__GIVEN REQUEST 1__
Count the lines in the entries that contain the string "page", and give only the number.

__PROVIDED PASSAGE__
** START **

# Green's Theorem; computing a double integral

This is the last part of an exercise in Apostol Vol. II. (p.385, 1 (e), to be precise.) No doubt there's a trick I'm missing, because evaluating the double integral over the region involved seems unduly complicated.

We are supposed to use Green's Theorem to evaluate the line integral $\oint_CPdx + Qdy$ (where $C$ is traversed counterclockwise), with $P = y^2$, $Q = x$, and $C$ described by the parametric equations $x = 2\cos^3t$, $y = 2\sin^3t$ where $t$ ranges from $0$ to $2\pi$.

We have $\frac{\partial Q}{\partial x} = 1$, $\frac{\partial P}{\partial y} = 2y$. So what we want to evaluate is

\begin{align} \iint\limits_R (1 - 2y)dydx \end{align} where $R$ is the interior of the the region bounded by $C$. Trying to evaluate by iterated integration gives us \begin{align} \int_{-2}^2\left[\int_{-2\cos^3\left[\arcsin\left(\sqrt[3]{\frac{x}{2}}\right)\right]}^{2\cos^3\left[\arcsin\left(\sqrt[3]{\frac{x}{2}}\right)\right]}(1-2y)dy\right]dx & = \int_{-2}^24\cos^3\left[\arcsin\left(\sqrt[3]{\frac{x}{2}}\right)\right]dx \end{align} and, I mean, give me a break. There's got to be a better way, right?

** END **

__RECORD EXCERPTS__
** START **

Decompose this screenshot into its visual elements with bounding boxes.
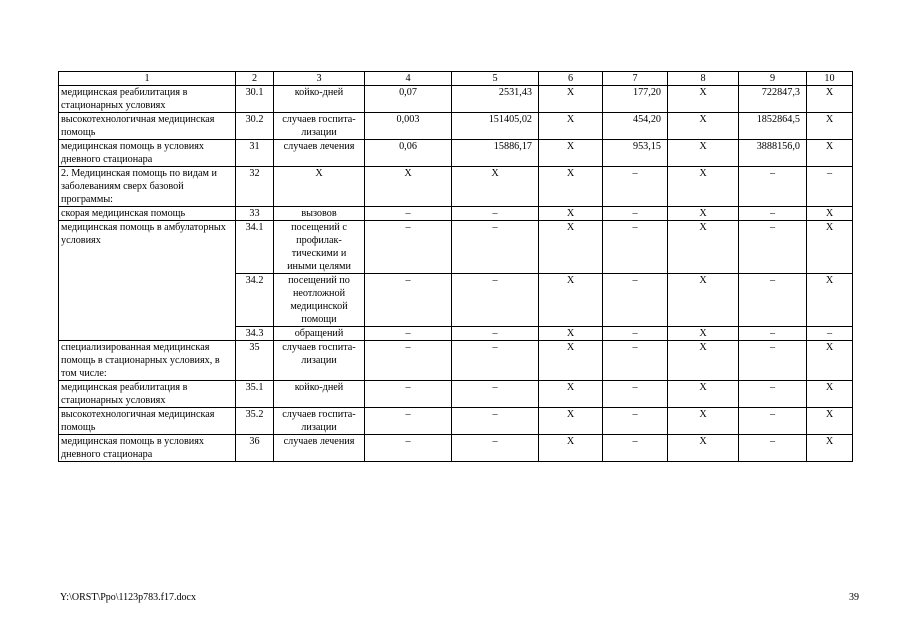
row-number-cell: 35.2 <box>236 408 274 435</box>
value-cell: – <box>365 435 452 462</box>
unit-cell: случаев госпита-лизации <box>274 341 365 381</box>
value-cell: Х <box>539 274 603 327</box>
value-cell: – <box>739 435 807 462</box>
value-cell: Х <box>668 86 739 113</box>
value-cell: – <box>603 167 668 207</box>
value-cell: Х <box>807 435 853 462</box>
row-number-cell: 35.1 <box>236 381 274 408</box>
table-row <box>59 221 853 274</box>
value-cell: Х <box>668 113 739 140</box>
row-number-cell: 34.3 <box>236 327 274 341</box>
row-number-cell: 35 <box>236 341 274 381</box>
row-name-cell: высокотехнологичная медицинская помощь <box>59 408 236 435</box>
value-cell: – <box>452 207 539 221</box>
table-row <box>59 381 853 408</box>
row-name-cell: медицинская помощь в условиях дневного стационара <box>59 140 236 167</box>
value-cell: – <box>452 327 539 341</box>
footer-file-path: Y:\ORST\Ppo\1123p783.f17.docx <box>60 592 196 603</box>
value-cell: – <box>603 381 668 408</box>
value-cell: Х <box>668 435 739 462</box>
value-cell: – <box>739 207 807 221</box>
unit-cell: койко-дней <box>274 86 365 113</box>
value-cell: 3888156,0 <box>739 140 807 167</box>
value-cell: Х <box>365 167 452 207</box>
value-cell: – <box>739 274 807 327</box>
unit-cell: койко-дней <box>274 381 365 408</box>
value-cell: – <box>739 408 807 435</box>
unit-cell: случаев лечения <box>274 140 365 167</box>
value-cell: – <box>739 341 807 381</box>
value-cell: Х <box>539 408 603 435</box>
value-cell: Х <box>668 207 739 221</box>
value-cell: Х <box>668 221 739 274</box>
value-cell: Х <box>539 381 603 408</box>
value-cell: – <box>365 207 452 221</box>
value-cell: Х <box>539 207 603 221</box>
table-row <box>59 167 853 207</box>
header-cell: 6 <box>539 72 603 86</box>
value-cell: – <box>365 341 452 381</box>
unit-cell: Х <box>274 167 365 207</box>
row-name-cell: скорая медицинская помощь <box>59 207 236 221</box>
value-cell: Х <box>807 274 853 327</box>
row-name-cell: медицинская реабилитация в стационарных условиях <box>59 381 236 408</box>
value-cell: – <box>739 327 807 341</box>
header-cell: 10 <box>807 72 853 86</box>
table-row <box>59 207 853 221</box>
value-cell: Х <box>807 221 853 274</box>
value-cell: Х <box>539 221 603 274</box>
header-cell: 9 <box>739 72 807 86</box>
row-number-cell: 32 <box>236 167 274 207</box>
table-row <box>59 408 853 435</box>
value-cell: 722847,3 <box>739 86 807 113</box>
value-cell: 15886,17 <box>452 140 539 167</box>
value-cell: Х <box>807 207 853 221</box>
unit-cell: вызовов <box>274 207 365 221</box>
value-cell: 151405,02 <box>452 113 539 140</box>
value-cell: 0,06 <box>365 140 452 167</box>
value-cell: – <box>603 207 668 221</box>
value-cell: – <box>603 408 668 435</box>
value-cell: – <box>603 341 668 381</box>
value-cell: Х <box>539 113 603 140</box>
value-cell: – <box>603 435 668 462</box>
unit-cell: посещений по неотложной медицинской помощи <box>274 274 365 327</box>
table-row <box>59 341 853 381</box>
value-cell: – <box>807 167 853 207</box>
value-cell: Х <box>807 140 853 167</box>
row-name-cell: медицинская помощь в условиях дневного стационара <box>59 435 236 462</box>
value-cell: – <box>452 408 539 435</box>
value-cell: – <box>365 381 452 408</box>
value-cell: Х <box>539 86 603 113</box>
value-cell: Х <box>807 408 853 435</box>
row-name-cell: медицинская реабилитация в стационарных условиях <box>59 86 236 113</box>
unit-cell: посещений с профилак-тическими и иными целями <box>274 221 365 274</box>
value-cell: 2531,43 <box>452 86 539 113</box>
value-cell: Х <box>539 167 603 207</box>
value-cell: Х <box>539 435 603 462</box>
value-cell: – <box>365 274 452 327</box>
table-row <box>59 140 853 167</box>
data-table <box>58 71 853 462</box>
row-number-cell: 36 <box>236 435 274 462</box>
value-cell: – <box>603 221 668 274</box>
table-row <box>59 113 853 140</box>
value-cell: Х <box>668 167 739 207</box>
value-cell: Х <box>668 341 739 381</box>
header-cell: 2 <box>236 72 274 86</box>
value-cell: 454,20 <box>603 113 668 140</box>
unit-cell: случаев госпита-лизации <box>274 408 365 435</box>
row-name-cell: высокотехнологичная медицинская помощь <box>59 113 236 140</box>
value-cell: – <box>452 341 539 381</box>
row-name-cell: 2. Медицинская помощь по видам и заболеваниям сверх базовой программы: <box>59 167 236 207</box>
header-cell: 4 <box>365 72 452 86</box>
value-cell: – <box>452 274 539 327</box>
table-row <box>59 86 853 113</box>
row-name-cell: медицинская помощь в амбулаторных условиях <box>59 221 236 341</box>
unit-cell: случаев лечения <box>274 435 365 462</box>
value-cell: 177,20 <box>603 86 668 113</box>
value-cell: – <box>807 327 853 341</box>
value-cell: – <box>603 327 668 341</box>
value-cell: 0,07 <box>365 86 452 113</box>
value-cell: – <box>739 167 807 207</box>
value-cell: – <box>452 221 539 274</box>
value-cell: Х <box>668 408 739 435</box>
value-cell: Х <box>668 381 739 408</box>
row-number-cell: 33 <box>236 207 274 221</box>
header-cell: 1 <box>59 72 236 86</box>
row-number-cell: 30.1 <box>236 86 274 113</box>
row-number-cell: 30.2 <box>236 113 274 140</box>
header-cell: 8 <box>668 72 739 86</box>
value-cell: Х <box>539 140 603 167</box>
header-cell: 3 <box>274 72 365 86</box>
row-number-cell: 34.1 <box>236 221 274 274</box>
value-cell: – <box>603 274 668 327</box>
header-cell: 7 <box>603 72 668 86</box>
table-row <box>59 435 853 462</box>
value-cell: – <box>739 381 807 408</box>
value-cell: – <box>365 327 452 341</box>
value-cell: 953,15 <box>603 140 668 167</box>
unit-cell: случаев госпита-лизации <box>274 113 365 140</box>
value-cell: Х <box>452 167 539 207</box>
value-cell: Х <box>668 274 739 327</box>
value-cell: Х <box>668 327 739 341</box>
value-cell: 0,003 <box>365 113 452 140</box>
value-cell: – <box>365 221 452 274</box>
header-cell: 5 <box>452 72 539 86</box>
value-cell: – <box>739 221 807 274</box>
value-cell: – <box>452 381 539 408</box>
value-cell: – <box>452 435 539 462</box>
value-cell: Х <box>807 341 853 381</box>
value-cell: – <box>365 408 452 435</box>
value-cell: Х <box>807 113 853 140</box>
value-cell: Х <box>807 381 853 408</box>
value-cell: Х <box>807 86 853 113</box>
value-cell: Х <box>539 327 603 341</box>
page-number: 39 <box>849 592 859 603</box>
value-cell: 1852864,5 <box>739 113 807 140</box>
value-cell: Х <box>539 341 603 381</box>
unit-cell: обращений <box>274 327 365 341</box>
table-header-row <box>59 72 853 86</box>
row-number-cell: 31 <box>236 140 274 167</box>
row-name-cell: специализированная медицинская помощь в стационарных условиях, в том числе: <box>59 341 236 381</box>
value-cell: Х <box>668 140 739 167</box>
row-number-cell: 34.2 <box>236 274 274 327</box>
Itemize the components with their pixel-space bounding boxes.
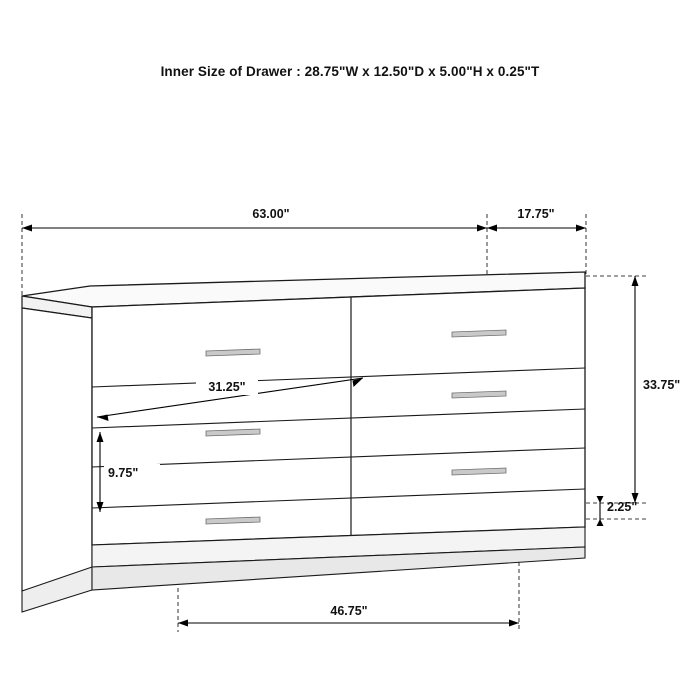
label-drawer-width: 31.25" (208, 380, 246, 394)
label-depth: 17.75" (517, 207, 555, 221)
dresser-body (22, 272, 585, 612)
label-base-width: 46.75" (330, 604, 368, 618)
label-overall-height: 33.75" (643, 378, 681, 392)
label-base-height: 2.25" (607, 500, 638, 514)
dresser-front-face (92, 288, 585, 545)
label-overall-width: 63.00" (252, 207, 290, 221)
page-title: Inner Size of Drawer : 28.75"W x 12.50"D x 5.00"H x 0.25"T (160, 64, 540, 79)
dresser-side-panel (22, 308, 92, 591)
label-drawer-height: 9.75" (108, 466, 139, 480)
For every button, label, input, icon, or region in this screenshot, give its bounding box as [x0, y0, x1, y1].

** END **

__GIVEN REQUEST 2__
From the Green's Theorem post, copy verbatim the part that begins at the words "This is the" and stops after "from $0$ to $2\pi$.".

__EXERCISE OUTPUT 1__
2

__EXERCISE OUTPUT 2__
This is the last part of an exercise in Apostol Vol. II. (p.385, 1 (e), to be precise.) No doubt there's a trick I'm missing, because evaluating the double integral over the region involved seems unduly complicated.

We are supposed to use Green's Theorem to evaluate the line integral $\oint_CPdx + Qdy$ (where $C$ is traversed counterclockwise), with $P = y^2$, $Q = x$, and $C$ described by the parametric equations $x = 2\cos^3t$, $y = 2\sin^3t$ where $t$ ranges from $0$ to $2\pi$.